#### Passage provided
ENERGY AND CLIMATE DEBATE

President Obama used his annual State of the Union address January 28 to call for a year of action on a broad array of issues, highlighting energy efforts and his climate action plan amongst 12 executive actions he hopes to undertake this year to increase “opportunit[ies] for all.”

Noting that the United States has made more significant reductions in total greenhouse gas emissions over the last eight years than any other country, President Obama promised to move forward with greenhouse gas emissions standards for power plants, and act more urgently to address climate change than ever before, with or without the help of Congress. He clearly stated his position on climate change, saying, “the debate is settled. Climate change is a fact.” At the same time, the president reaffirmed his commitment to an all of the above energy strategy, and vowed to continue work with the fossil fuel industry to “sustain production” and create jobs. He also announced that the administration would set new fuel efficiency standards for trucks soon, and that he would form a partnership with states and cities to reduce carbon pollution through investments in clean energy and efficiency.

While the administration has authority to regulate greenhouse gas emissions under the Clean Air Act, it will need Congress’ cooperation to move on a number of energy proposals, including ending approximately $4 billion a year in tax breaks for the fossil fuel industry and establishing an Energy Security Trust Fund, both of which the president has urged for years now, and which face uphill battles on Capitol Hill.

Speaking at the 14th National Conference and Global Forum on Science, Policy, and the Environment January 30, Environmental Protection Agency Administrator Gina McCarthy praised the president for restating his commitment to act on climate change during his State of the Union address. She said that acting on climate issues can hasten job creation, economic growth, and technological innovation.

In other news, after House and Senate conferees reached an agreement last week, the House approved the Agricultural Act of 2014 (H.R. 2642) January 29, and the Senate is scheduled to take it up this week. Please find attached our analysis of the Farm Bill’s energy title provisions. The Senate may also consider this week an extension of unemployment insurance (S. 1845) as well as the nomination of Senator Max Baucus (D-MT) to serve as ambassador to China. The House will consider legislation (H.R. 3964) regarding California’s drought and a public land bill (H.R. 2954).

CONGRESS

RFS Needs Legislative Reform

A group of 32 food industry organizations sent a letter to the House Energy and Commerce Committee January 27 saying that the renewable fuel standard is unworkable and needs legislative reformation. The group urged Chairman Fred Upton (R-MI) and Henry Waxman (D-CA) to pursue legislation to reform the standard after the committee conducted an extensive white paper process last year to assess the mandate’s effectiveness.

RFS 2014 Level Reconsideration Urged

Senators Ben Cardin (D-MD), Susan Collins (R-ME), Dianne Feinstein (D-CA), and Bill Nelson (D-FL) sent a letter January 28 to Environmental Protection Agency Administrator Gina McCarthy, calling on her to reconsider the agency’s Renewable Fuel Standard 2014 biofuels reduction in order to ensure continued growth and investment in the industry. The group contends that the economic and environmental benefits of advanced biofuels must be taken into account when finalizing the standards.
########
Exercise task
In the energy and climate update, roughly how much in annual tax breaks for the fossil fuel industry does the president want to end? The rows after the energy and climate update aren't needed.
#### Supplied entries
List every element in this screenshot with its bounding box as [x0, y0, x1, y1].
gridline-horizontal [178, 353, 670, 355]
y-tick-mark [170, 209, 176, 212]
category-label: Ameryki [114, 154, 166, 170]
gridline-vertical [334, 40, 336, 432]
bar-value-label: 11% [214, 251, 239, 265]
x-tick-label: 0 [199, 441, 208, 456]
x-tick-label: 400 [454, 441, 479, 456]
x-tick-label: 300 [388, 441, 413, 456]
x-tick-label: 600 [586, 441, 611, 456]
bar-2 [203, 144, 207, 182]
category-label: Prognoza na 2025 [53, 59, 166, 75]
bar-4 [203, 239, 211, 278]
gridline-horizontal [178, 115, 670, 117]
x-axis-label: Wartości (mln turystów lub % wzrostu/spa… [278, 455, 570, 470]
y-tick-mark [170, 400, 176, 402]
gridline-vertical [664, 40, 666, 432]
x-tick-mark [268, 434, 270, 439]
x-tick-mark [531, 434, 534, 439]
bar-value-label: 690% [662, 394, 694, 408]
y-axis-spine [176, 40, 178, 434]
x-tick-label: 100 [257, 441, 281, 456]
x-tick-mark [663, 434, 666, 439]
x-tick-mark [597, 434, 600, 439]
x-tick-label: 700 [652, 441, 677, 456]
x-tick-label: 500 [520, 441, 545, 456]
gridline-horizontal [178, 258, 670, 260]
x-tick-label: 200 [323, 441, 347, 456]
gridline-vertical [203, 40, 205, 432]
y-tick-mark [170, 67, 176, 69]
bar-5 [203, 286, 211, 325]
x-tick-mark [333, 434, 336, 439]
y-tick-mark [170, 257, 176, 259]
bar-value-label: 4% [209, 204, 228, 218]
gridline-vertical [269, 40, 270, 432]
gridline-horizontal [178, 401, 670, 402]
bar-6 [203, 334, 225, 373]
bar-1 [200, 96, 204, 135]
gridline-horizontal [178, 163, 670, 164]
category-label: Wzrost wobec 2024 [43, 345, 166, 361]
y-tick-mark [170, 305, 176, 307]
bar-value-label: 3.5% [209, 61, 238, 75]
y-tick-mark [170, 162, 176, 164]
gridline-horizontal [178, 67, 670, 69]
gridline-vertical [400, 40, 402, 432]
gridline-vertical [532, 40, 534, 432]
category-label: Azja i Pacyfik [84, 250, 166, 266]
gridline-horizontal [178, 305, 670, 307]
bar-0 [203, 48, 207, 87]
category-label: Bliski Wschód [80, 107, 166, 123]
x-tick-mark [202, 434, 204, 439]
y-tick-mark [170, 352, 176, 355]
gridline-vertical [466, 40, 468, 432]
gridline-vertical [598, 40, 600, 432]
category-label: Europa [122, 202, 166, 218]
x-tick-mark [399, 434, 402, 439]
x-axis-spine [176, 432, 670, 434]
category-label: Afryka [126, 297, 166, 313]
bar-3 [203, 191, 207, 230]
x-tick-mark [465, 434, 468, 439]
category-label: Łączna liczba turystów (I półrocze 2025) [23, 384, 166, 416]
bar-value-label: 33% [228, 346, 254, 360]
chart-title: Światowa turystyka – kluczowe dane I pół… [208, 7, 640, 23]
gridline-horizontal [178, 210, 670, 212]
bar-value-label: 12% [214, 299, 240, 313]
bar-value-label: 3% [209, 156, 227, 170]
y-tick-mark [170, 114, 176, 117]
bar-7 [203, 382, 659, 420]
########
Answer to this problem
Approximately $4 billion a year.